TO DO.
Output every line of the listing below as a JSON list of strings, one string per line, leaving out any blank lines.

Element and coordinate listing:
-- START --
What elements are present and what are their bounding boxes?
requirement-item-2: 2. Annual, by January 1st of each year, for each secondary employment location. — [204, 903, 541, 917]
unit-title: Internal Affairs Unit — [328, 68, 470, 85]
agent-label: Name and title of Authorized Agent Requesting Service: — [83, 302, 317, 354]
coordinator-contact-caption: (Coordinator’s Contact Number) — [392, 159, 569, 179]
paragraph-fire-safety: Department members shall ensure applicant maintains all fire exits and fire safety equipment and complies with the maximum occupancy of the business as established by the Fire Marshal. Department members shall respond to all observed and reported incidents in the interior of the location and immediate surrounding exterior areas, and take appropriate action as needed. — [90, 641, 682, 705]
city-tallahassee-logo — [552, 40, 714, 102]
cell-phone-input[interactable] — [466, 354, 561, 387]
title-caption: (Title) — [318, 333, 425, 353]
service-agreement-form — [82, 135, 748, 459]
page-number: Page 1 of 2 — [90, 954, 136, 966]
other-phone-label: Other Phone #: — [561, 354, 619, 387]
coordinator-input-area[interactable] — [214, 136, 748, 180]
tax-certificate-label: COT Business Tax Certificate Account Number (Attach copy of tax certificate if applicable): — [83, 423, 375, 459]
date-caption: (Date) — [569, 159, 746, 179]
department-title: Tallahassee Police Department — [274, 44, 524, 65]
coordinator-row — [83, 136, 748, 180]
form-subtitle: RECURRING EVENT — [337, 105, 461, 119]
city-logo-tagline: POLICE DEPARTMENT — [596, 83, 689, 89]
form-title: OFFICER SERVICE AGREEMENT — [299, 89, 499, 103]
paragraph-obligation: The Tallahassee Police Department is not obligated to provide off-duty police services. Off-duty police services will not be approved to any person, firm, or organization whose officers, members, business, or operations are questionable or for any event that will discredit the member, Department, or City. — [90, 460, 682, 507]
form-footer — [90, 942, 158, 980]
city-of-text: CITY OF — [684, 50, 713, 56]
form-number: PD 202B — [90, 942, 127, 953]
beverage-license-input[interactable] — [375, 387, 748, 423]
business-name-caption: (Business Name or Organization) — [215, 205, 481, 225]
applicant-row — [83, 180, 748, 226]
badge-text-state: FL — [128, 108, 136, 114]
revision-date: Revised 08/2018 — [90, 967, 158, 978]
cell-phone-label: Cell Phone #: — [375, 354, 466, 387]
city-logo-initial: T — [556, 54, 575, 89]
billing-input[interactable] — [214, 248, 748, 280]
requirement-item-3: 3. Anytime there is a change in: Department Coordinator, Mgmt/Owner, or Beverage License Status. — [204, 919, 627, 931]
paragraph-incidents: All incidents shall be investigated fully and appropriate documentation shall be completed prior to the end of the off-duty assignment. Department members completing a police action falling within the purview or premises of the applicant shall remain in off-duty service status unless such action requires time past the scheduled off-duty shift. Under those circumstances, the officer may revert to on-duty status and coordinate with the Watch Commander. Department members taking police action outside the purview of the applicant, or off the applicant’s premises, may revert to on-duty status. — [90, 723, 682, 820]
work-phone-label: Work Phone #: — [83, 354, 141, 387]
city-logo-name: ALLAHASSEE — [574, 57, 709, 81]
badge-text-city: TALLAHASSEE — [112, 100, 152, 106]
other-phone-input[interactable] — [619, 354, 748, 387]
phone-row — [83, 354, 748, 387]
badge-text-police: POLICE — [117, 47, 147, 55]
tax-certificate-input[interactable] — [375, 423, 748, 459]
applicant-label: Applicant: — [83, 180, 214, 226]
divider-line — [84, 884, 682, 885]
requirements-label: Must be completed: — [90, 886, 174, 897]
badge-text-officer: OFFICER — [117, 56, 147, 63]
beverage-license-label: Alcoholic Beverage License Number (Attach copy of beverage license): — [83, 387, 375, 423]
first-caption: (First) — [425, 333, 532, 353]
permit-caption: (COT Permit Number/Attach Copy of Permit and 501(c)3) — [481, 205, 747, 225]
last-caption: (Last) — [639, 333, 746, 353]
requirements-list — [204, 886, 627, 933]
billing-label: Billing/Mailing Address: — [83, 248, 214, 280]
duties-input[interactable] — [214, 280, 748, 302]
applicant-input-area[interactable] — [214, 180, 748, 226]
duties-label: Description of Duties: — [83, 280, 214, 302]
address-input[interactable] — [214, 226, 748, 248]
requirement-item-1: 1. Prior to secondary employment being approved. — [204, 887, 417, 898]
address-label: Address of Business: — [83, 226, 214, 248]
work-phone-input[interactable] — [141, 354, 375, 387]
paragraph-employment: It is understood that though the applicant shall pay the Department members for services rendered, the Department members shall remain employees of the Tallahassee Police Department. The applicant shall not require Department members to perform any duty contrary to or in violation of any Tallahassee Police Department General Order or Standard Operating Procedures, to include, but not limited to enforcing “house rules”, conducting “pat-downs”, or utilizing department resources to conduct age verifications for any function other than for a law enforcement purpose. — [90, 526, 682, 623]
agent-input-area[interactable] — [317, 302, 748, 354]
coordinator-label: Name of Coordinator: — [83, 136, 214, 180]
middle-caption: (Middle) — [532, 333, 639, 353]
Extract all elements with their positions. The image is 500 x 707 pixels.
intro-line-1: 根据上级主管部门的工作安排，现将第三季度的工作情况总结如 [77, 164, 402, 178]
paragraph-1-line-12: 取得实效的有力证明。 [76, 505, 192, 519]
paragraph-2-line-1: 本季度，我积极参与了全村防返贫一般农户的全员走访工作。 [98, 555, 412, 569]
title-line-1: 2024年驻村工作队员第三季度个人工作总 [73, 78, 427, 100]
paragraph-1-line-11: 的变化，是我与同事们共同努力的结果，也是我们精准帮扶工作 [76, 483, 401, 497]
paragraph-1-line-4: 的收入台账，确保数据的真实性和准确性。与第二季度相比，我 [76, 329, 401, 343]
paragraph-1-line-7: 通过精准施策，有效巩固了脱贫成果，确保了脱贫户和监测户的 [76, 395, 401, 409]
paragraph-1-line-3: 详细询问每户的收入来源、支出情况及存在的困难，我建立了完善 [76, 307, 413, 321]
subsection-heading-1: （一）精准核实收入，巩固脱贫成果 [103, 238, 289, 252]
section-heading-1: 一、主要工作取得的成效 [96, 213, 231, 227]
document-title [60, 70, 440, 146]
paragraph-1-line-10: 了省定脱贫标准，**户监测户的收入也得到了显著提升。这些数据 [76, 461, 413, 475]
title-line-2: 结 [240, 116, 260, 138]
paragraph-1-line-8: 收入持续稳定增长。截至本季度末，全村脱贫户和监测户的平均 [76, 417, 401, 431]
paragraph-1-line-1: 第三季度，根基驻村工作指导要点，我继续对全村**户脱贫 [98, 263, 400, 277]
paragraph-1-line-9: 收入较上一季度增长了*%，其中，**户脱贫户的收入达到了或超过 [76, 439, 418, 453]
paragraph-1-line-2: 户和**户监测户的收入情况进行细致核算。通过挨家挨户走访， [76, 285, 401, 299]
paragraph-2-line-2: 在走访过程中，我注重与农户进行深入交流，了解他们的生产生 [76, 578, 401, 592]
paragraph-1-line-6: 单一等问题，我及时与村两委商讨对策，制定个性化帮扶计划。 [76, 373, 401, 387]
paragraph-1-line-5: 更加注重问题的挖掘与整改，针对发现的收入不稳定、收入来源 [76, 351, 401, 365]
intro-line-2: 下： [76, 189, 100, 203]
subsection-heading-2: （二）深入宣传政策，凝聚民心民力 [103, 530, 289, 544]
-- END --
RESPONSE FOR THIS EXERCISE.
[
  "What elements are present and what are their bounding boxes?",
  "requirement-item-2: 2. Annual, by January 1st of each year, for each secondary employment location. — [204, 903, 541, 917]",
  "unit-title: Internal Affairs Unit — [328, 68, 470, 85]",
  "agent-label: Name and title of Authorized Agent Requesting Service: — [83, 302, 317, 354]",
  "coordinator-contact-caption: (Coordinator’s Contact Number) — [392, 159, 569, 179]",
  "paragraph-fire-safety: Department members shall ensure applicant maintains all fire exits and fire safety equipment and complies with the maximum occupancy of the business as established by the Fire Marshal. Department members shall respond to all observed and reported incidents in the interior of the location and immediate surrounding exterior areas, and take appropriate action as needed. — [90, 641, 682, 705]",
  "city-tallahassee-logo — [552, 40, 714, 102]",
  "cell-phone-input[interactable] — [466, 354, 561, 387]",
  "title-caption: (Title) — [318, 333, 425, 353]",
  "service-agreement-form — [82, 135, 748, 459]",
  "page-number: Page 1 of 2 — [90, 954, 136, 966]",
  "other-phone-label: Other Phone #: — [561, 354, 619, 387]",
  "coordinator-input-area[interactable] — [214, 136, 748, 180]",
  "tax-certificate-label: COT Business Tax Certificate Account Number (Attach copy of tax certificate if applicable): — [83, 423, 375, 459]",
  "date-caption: (Date) — [569, 159, 746, 179]",
  "department-title: Tallahassee Police Department — [274, 44, 524, 65]",
  "coordinator-row — [83, 136, 748, 180]",
  "form-subtitle: RECURRING EVENT — [337, 105, 461, 119]",
  "city-logo-tagline: POLICE DEPARTMENT — [596, 83, 689, 89]",
  "form-title: OFFICER SERVICE AGREEMENT — [299, 89, 499, 103]",
  "paragraph-obligation: The Tallahassee Police Department is not obligated to provide off-duty police services. Off-duty police services will not be approved to any person, firm, or organization whose officers, members, business, or operations are questionable or for any event that will discredit the member, Department, or City. — [90, 460, 682, 507]",
  "form-footer — [90, 942, 158, 980]",
  "city-of-text: CITY OF — [684, 50, 713, 56]",
  "form-number: PD 202B — [90, 942, 127, 953]",
  "beverage-license-input[interactable] — [375, 387, 748, 423]",
  "business-name-caption: (Business Name or Organization) — [215, 205, 481, 225]",
  "applicant-row — [83, 180, 748, 226]",
  "badge-text-state: FL — [128, 108, 136, 114]",
  "revision-date: Revised 08/2018 — [90, 967, 158, 978]",
  "cell-phone-label: Cell Phone #: — [375, 354, 466, 387]",
  "city-logo-initial: T — [556, 54, 575, 89]",
  "billing-input[interactable] — [214, 248, 748, 280]",
  "requirement-item-3: 3. Anytime there is a change in: Department Coordinator, Mgmt/Owner, or Beverage License Status. — [204, 919, 627, 931]",
  "paragraph-incidents: All incidents shall be investigated fully and appropriate documentation shall be completed prior to the end of the off-duty assignment. Department members completing a police action falling within the purview or premises of the applicant shall remain in off-duty service status unless such action requires time past the scheduled off-duty shift. Under those circumstances, the officer may revert to on-duty status and coordinate with the Watch Commander. Department members taking police action outside the purview of the applicant, or off the applicant’s premises, may revert to on-duty status. — [90, 723, 682, 820]",
  "work-phone-label: Work Phone #: — [83, 354, 141, 387]",
  "city-logo-name: ALLAHASSEE — [574, 57, 709, 81]",
  "badge-text-city: TALLAHASSEE — [112, 100, 152, 106]",
  "other-phone-input[interactable] — [619, 354, 748, 387]",
  "phone-row — [83, 354, 748, 387]",
  "badge-text-police: POLICE — [117, 47, 147, 55]",
  "tax-certificate-input[interactable] — [375, 423, 748, 459]",
  "applicant-label: Applicant: — [83, 180, 214, 226]",
  "divider-line — [84, 884, 682, 885]",
  "requirements-label: Must be completed: — [90, 886, 174, 897]",
  "badge-text-officer: OFFICER — [117, 56, 147, 63]",
  "beverage-license-label: Alcoholic Beverage License Number (Attach copy of beverage license): — [83, 387, 375, 423]",
  "first-caption: (First) — [425, 333, 532, 353]",
  "permit-caption: (COT Permit Number/Attach Copy of Permit and 501(c)3) — [481, 205, 747, 225]",
  "last-caption: (Last) — [639, 333, 746, 353]",
  "requirements-list — [204, 886, 627, 933]",
  "billing-label: Billing/Mailing Address: — [83, 248, 214, 280]",
  "duties-input[interactable] — [214, 280, 748, 302]",
  "applicant-input-area[interactable] — [214, 180, 748, 226]",
  "duties-label: Description of Duties: — [83, 280, 214, 302]",
  "address-input[interactable] — [214, 226, 748, 248]",
  "requirement-item-1: 1. Prior to secondary employment being approved. — [204, 887, 417, 898]",
  "address-label: Address of Business: — [83, 226, 214, 248]",
  "work-phone-input[interactable] — [141, 354, 375, 387]",
  "paragraph-employment: It is understood that though the applicant shall pay the Department members for services rendered, the Department members shall remain employees of the Tallahassee Police Department. The applicant shall not require Department members to perform any duty contrary to or in violation of any Tallahassee Police Department General Order or Standard Operating Procedures, to include, but not limited to enforcing “house rules”, conducting “pat-downs”, or utilizing department resources to conduct age verifications for any function other than for a law enforcement purpose. — [90, 526, 682, 623]",
  "agent-input-area[interactable] — [317, 302, 748, 354]",
  "coordinator-label: Name of Coordinator: — [83, 136, 214, 180]",
  "middle-caption: (Middle) — [532, 333, 639, 353]",
  "Extract all elements with their positions. The image is 500 x 707 pixels.",
  "intro-line-1: 根据上级主管部门的工作安排，现将第三季度的工作情况总结如 [77, 164, 402, 178]",
  "paragraph-1-line-12: 取得实效的有力证明。 [76, 505, 192, 519]",
  "paragraph-2-line-1: 本季度，我积极参与了全村防返贫一般农户的全员走访工作。 [98, 555, 412, 569]",
  "title-line-1: 2024年驻村工作队员第三季度个人工作总 [73, 78, 427, 100]",
  "paragraph-1-line-11: 的变化，是我与同事们共同努力的结果，也是我们精准帮扶工作 [76, 483, 401, 497]",
  "paragraph-1-line-4: 的收入台账，确保数据的真实性和准确性。与第二季度相比，我 [76, 329, 401, 343]",
  "paragraph-1-line-7: 通过精准施策，有效巩固了脱贫成果，确保了脱贫户和监测户的 [76, 395, 401, 409]",
  "paragraph-1-line-3: 详细询问每户的收入来源、支出情况及存在的困难，我建立了完善 [76, 307, 413, 321]",
  "subsection-heading-1: （一）精准核实收入，巩固脱贫成果 [103, 238, 289, 252]",
  "section-heading-1: 一、主要工作取得的成效 [96, 213, 231, 227]",
  "document-title [60, 70, 440, 146]",
  "paragraph-1-line-10: 了省定脱贫标准，**户监测户的收入也得到了显著提升。这些数据 [76, 461, 413, 475]",
  "title-line-2: 结 [240, 116, 260, 138]",
  "paragraph-1-line-8: 收入持续稳定增长。截至本季度末，全村脱贫户和监测户的平均 [76, 417, 401, 431]",
  "paragraph-1-line-1: 第三季度，根基驻村工作指导要点，我继续对全村**户脱贫 [98, 263, 400, 277]",
  "paragraph-1-line-9: 收入较上一季度增长了*%，其中，**户脱贫户的收入达到了或超过 [76, 439, 418, 453]",
  "paragraph-1-line-2: 户和**户监测户的收入情况进行细致核算。通过挨家挨户走访， [76, 285, 401, 299]",
  "paragraph-2-line-2: 在走访过程中，我注重与农户进行深入交流，了解他们的生产生 [76, 578, 401, 592]",
  "paragraph-1-line-6: 单一等问题，我及时与村两委商讨对策，制定个性化帮扶计划。 [76, 373, 401, 387]",
  "paragraph-1-line-5: 更加注重问题的挖掘与整改，针对发现的收入不稳定、收入来源 [76, 351, 401, 365]",
  "intro-line-2: 下： [76, 189, 100, 203]",
  "subsection-heading-2: （二）深入宣传政策，凝聚民心民力 [103, 530, 289, 544]"
]